PAGE EXCERPT ▸
This was an outstanding year for the Berkeley Lab Cyber Security Program. In addition to our ongoing successful risk-management approach, three key accomplishments stand out:
Enterprise Assurance (EA): Despite a shaky start, Berkeley Lab completed a strong engagement with EA. The final report praised Berkeley Lab’s cyber program, stating that “overall, the LBNL technical security program/controls are well implemented" and that “EA’s testing and interviews identified very few vulnerabilities or weaknesses in LBNL’s networks. Most vulnerabilities that EA identified were mitigated by other controls such as Bro....” The EA team concluded that they “did not uncover any circumstances that warranted a finding or deficiency." The EA team did not interactively compromise any systems and were detected and automatically blocked by dozens of Berkeley Lab’s compensating controls.

EXERCISE SET ▸
a) According to the cyber security report excerpt, what did the EA team conclude about findings or deficiencies?
b) From the cyber security report excerpt, quote the part that opens with the words containing "This was an" and closes with "Lab’s compensating controls.".
The lines that come next are not needed for what is asked here.

SUPPLIED INFORMATION ▸
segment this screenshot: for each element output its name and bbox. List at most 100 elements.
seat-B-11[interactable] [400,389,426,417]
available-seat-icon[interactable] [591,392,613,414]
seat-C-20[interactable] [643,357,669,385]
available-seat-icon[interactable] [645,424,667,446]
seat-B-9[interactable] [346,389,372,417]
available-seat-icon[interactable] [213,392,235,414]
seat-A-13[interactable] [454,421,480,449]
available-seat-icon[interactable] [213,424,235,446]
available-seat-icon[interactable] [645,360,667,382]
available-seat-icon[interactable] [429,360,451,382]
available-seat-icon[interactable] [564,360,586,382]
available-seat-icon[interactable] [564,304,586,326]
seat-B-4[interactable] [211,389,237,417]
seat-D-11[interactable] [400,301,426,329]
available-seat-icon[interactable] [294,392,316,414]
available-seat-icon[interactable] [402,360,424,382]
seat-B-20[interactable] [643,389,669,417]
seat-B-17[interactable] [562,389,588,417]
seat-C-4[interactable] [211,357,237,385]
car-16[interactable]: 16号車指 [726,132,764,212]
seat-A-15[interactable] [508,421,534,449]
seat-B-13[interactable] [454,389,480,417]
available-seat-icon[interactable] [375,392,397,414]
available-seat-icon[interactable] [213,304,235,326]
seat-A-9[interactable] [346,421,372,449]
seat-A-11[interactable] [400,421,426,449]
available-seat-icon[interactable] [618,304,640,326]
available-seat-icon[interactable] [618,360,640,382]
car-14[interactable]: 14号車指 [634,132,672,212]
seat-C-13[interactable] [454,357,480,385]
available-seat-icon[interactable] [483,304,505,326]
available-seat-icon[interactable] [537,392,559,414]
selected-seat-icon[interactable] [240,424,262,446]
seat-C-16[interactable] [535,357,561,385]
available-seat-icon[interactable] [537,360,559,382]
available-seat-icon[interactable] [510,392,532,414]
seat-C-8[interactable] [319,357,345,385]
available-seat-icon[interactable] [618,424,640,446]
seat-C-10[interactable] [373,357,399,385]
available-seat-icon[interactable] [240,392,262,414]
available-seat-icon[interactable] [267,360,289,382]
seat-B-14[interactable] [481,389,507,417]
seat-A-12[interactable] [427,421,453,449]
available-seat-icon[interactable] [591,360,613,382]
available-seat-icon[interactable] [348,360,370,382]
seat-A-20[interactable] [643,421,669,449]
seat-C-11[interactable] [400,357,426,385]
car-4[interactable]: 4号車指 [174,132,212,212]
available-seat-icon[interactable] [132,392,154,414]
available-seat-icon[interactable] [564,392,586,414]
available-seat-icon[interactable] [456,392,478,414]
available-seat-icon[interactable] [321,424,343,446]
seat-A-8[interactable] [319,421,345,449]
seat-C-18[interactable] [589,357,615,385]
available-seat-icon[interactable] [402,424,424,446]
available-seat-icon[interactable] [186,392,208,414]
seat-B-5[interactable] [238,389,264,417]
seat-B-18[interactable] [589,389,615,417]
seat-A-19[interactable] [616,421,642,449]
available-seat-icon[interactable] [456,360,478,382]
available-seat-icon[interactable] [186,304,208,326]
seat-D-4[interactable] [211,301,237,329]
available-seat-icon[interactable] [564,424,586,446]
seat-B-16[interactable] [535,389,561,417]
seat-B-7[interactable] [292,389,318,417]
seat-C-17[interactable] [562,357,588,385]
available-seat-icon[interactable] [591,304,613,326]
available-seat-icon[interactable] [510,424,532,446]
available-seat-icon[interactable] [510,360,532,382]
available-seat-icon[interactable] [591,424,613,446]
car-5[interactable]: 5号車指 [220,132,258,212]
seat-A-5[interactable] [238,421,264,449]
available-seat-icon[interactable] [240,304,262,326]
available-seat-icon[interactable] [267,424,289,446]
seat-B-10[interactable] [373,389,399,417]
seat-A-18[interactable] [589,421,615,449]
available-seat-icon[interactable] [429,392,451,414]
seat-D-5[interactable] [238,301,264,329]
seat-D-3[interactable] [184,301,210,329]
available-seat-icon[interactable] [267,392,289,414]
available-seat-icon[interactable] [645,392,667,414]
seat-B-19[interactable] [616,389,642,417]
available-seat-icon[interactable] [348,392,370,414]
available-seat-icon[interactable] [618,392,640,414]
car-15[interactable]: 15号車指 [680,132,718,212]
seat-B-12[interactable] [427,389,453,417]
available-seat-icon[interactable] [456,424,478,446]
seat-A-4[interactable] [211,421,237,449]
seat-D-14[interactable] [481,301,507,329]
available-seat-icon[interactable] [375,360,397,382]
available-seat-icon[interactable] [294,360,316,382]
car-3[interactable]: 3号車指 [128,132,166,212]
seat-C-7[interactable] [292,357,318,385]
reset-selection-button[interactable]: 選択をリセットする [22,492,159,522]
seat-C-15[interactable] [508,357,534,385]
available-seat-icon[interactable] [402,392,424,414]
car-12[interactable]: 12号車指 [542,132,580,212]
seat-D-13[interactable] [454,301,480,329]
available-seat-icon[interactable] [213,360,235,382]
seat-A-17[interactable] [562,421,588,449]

TASK-BY-TASK ANSWERS ▸
a) The EA team concluded that they "did not uncover any circumstances that warranted a finding or deficiency."

b)
This was an outstanding year for the Berkeley Lab Cyber Security Program. In addition to our ongoing successful risk-management approach, three key accomplishments stand out:
Enterprise Assurance (EA): Despite a shaky start, Berkeley Lab completed a strong engagement with EA. The final report praised Berkeley Lab’s cyber program, stating that “overall, the LBNL technical security program/controls are well implemented" and that “EA’s testing and interviews identified very few vulnerabilities or weaknesses in LBNL’s networks. Most vulnerabilities that EA identified were mitigated by other controls such as Bro....” The EA team concluded that they “did not uncover any circumstances that warranted a finding or deficiency." The EA team did not interactively compromise any systems and were detected and automatically blocked by dozens of Berkeley Lab’s compensating controls.